**AIM**
Every record must appear in your copy exactly as written, with no pictures.

**Stored records**
------------

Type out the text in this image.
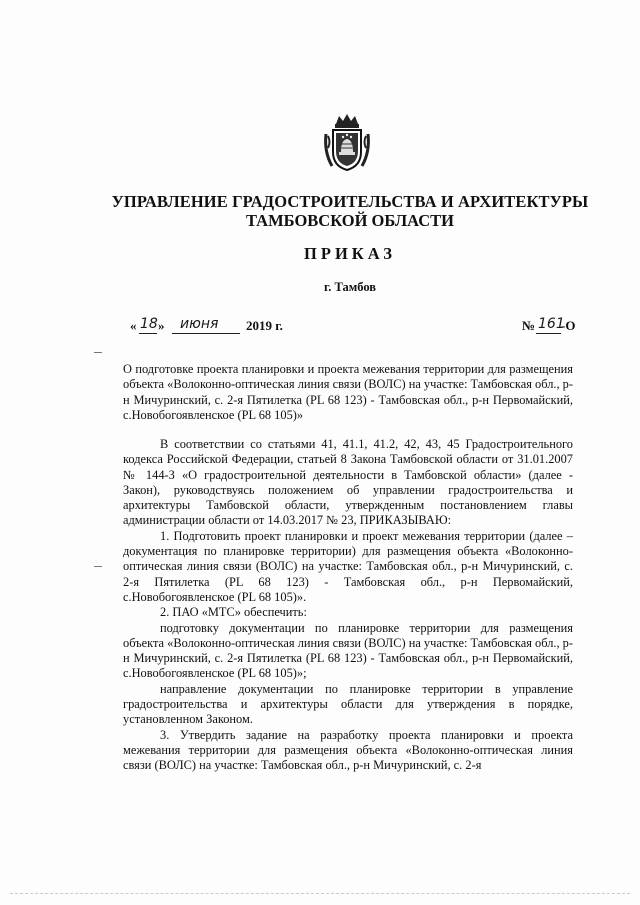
УПРАВЛЕНИЕ ГРАДОСТРОИТЕЛЬСТВА И АРХИТЕКТУРЫ
ТАМБОВСКОЙ ОБЛАСТИ
ПРИКАЗ
г. Тамбов
« 18 » июня 2019 г.	№ 161
-О

О подготовке проекта планировки и проекта межевания территории для размещения объекта «Волоконно-оптическая линия связи (ВОЛС) на участке: Тамбовская обл., р-н Мичуринский, с. 2-я Пятилетка (PL 68 123) - Тамбовская обл., р-н Первомайский, с.Новобогоявленское (PL 68 105)»

В соответствии со статьями 41, 41.1, 41.2, 42, 43, 45 Градостроительного кодекса Российской Федерации, статьей 8 Закона Тамбовской области от 31.01.2007 № 144-З «О градостроительной деятельности в Тамбовской области» (далее - Закон), руководствуясь положением об управлении градостроительства и архитектуры Тамбовской области, утвержденным постановлением главы администрации области от 14.03.2017 № 23, ПРИКАЗЫВАЮ:

1. Подготовить проект планировки и проект межевания территории (далее – документация по планировке территории) для размещения объекта «Волоконно-оптическая линия связи (ВОЛС) на участке: Тамбовская обл., р-н Мичуринский, с. 2-я Пятилетка (PL 68 123) - Тамбовская обл., р-н Первомайский, с.Новобогоявленское (PL 68 105)».

2. ПАО «МТС» обеспечить:

подготовку документации по планировке территории для размещения объекта «Волоконно-оптическая линия связи (ВОЛС) на участке: Тамбовская обл., р-н Мичуринский, с. 2-я Пятилетка (PL 68 123) - Тамбовская обл., р-н Первомайский, с.Новобогоявленское (PL 68 105)»;

направление документации по планировке территории в управление градостроительства и архитектуры области для утверждения в порядке, установленном Законом.

3. Утвердить задание на разработку проекта планировки и проекта межевания территории для размещения объекта «Волоконно-оптическая линия связи (ВОЛС) на участке: Тамбовская обл., р-н Мичуринский, с. 2-я
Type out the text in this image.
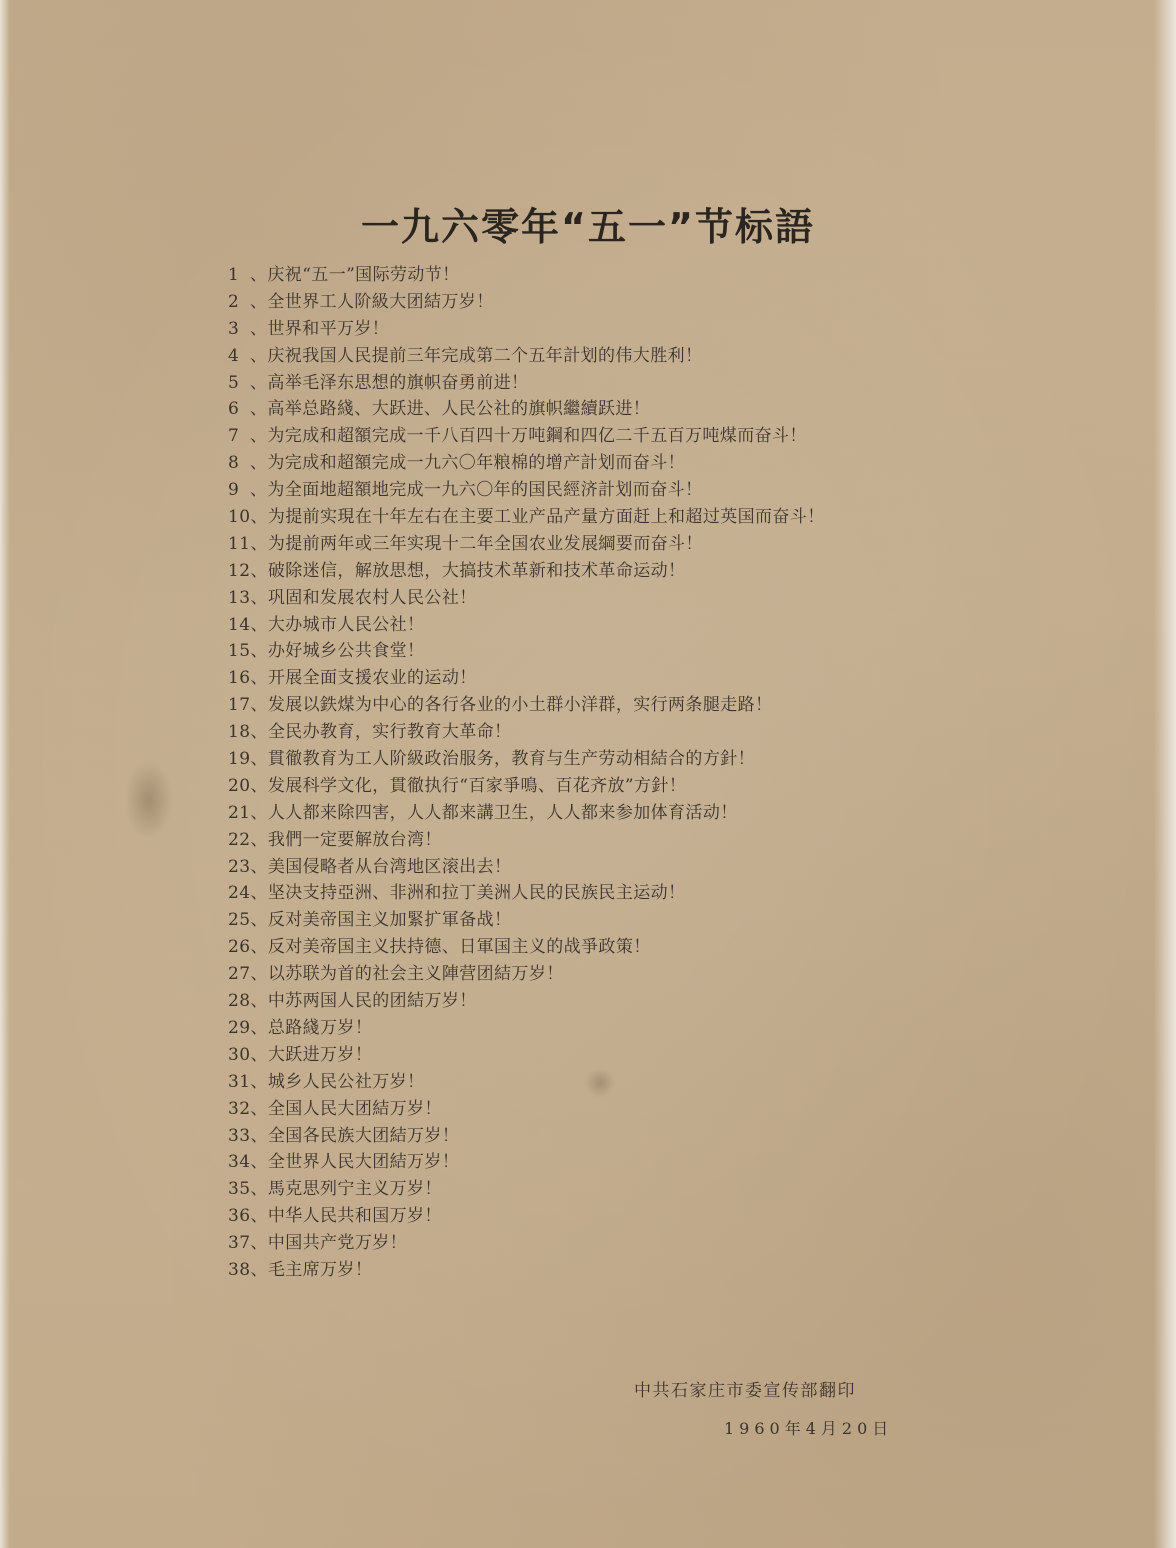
一九六零年“五一”节标語
1 、庆祝“五一”国际劳动节！
2 、全世界工人阶級大团結万岁！
3 、世界和平万岁！
4 、庆祝我国人民提前三年完成第二个五年計划的伟大胜利！
5 、高举毛泽东思想的旗帜奋勇前进！
6 、高举总路綫、大跃进、人民公社的旗帜繼續跃进！
7 、为完成和超額完成一千八百四十万吨鋼和四亿二千五百万吨煤而奋斗！
8 、为完成和超額完成一九六〇年粮棉的增产計划而奋斗！
9 、为全面地超額地完成一九六〇年的国民經济計划而奋斗！
10、为提前实現在十年左右在主要工业产品产量方面赶上和超过英国而奋斗！
11、为提前两年或三年实現十二年全国农业发展綱要而奋斗！
12、破除迷信，解放思想，大搞技术革新和技术革命运动！
13、巩固和发展农村人民公社！
14、大办城市人民公社！
15、办好城乡公共食堂！
16、开展全面支援农业的运动！
17、发展以鉄煤为中心的各行各业的小土群小洋群，实行两条腿走路！
18、全民办教育，实行教育大革命！
19、貫徹教育为工人阶級政治服务，教育与生产劳动相結合的方針！
20、发展科学文化，貫徹执行“百家爭鳴、百花齐放”方針！
21、人人都来除四害，人人都来講卫生，人人都来参加体育活动！
22、我們一定要解放台湾！
23、美国侵略者从台湾地区滚出去！
24、坚决支持亞洲、非洲和拉丁美洲人民的民族民主运动！
25、反对美帝国主义加緊扩軍备战！
26、反对美帝国主义扶持德、日軍国主义的战爭政策！
27、以苏联为首的社会主义陣营团結万岁！
28、中苏两国人民的团結万岁！
29、总路綫万岁！
30、大跃进万岁！
31、城乡人民公社万岁！
32、全国人民大团結万岁！
33、全国各民族大团結万岁！
34、全世界人民大团結万岁！
35、馬克思列宁主义万岁！
36、中华人民共和国万岁！
37、中国共产党万岁！
38、毛主席万岁！
中共石家庄市委宣传部翻印
1960年4月20日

------------

**PROBLEM SOLUTION**
Type out the text in this image.
УПРАВЛЕНИЕ ГРАДОСТРОИТЕЛЬСТВА И АРХИТЕКТУРЫ
ТАМБОВСКОЙ ОБЛАСТИ
ПРИКАЗ
г. Тамбов
« 18 » июня 2019 г.	№ 161
-О

О подготовке проекта планировки и проекта межевания территории для размещения объекта «Волоконно-оптическая линия связи (ВОЛС) на участке: Тамбовская обл., р-н Мичуринский, с. 2-я Пятилетка (PL 68 123) - Тамбовская обл., р-н Первомайский, с.Новобогоявленское (PL 68 105)»

В соответствии со статьями 41, 41.1, 41.2, 42, 43, 45 Градостроительного кодекса Российской Федерации, статьей 8 Закона Тамбовской области от 31.01.2007 № 144-З «О градостроительной деятельности в Тамбовской области» (далее - Закон), руководствуясь положением об управлении градостроительства и архитектуры Тамбовской области, утвержденным постановлением главы администрации области от 14.03.2017 № 23, ПРИКАЗЫВАЮ:

1. Подготовить проект планировки и проект межевания территории (далее – документация по планировке территории) для размещения объекта «Волоконно-оптическая линия связи (ВОЛС) на участке: Тамбовская обл., р-н Мичуринский, с. 2-я Пятилетка (PL 68 123) - Тамбовская обл., р-н Первомайский, с.Новобогоявленское (PL 68 105)».

2. ПАО «МТС» обеспечить:

подготовку документации по планировке территории для размещения объекта «Волоконно-оптическая линия связи (ВОЛС) на участке: Тамбовская обл., р-н Мичуринский, с. 2-я Пятилетка (PL 68 123) - Тамбовская обл., р-н Первомайский, с.Новобогоявленское (PL 68 105)»;

направление документации по планировке территории в управление градостроительства и архитектуры области для утверждения в порядке, установленном Законом.

3. Утвердить задание на разработку проекта планировки и проекта межевания территории для размещения объекта «Волоконно-оптическая линия связи (ВОЛС) на участке: Тамбовская обл., р-н Мичуринский, с. 2-я
Type out the text in this image.
一九六零年“五一”节标語
1 、庆祝“五一”国际劳动节！
2 、全世界工人阶級大团結万岁！
3 、世界和平万岁！
4 、庆祝我国人民提前三年完成第二个五年計划的伟大胜利！
5 、高举毛泽东思想的旗帜奋勇前进！
6 、高举总路綫、大跃进、人民公社的旗帜繼續跃进！
7 、为完成和超額完成一千八百四十万吨鋼和四亿二千五百万吨煤而奋斗！
8 、为完成和超額完成一九六〇年粮棉的增产計划而奋斗！
9 、为全面地超額地完成一九六〇年的国民經济計划而奋斗！
10、为提前实現在十年左右在主要工业产品产量方面赶上和超过英国而奋斗！
11、为提前两年或三年实現十二年全国农业发展綱要而奋斗！
12、破除迷信，解放思想，大搞技术革新和技术革命运动！
13、巩固和发展农村人民公社！
14、大办城市人民公社！
15、办好城乡公共食堂！
16、开展全面支援农业的运动！
17、发展以鉄煤为中心的各行各业的小土群小洋群，实行两条腿走路！
18、全民办教育，实行教育大革命！
19、貫徹教育为工人阶級政治服务，教育与生产劳动相結合的方針！
20、发展科学文化，貫徹执行“百家爭鳴、百花齐放”方針！
21、人人都来除四害，人人都来講卫生，人人都来参加体育活动！
22、我們一定要解放台湾！
23、美国侵略者从台湾地区滚出去！
24、坚决支持亞洲、非洲和拉丁美洲人民的民族民主运动！
25、反对美帝国主义加緊扩軍备战！
26、反对美帝国主义扶持德、日軍国主义的战爭政策！
27、以苏联为首的社会主义陣营团結万岁！
28、中苏两国人民的团結万岁！
29、总路綫万岁！
30、大跃进万岁！
31、城乡人民公社万岁！
32、全国人民大团結万岁！
33、全国各民族大团結万岁！
34、全世界人民大团結万岁！
35、馬克思列宁主义万岁！
36、中华人民共和国万岁！
37、中国共产党万岁！
38、毛主席万岁！
中共石家庄市委宣传部翻印
1960年4月20日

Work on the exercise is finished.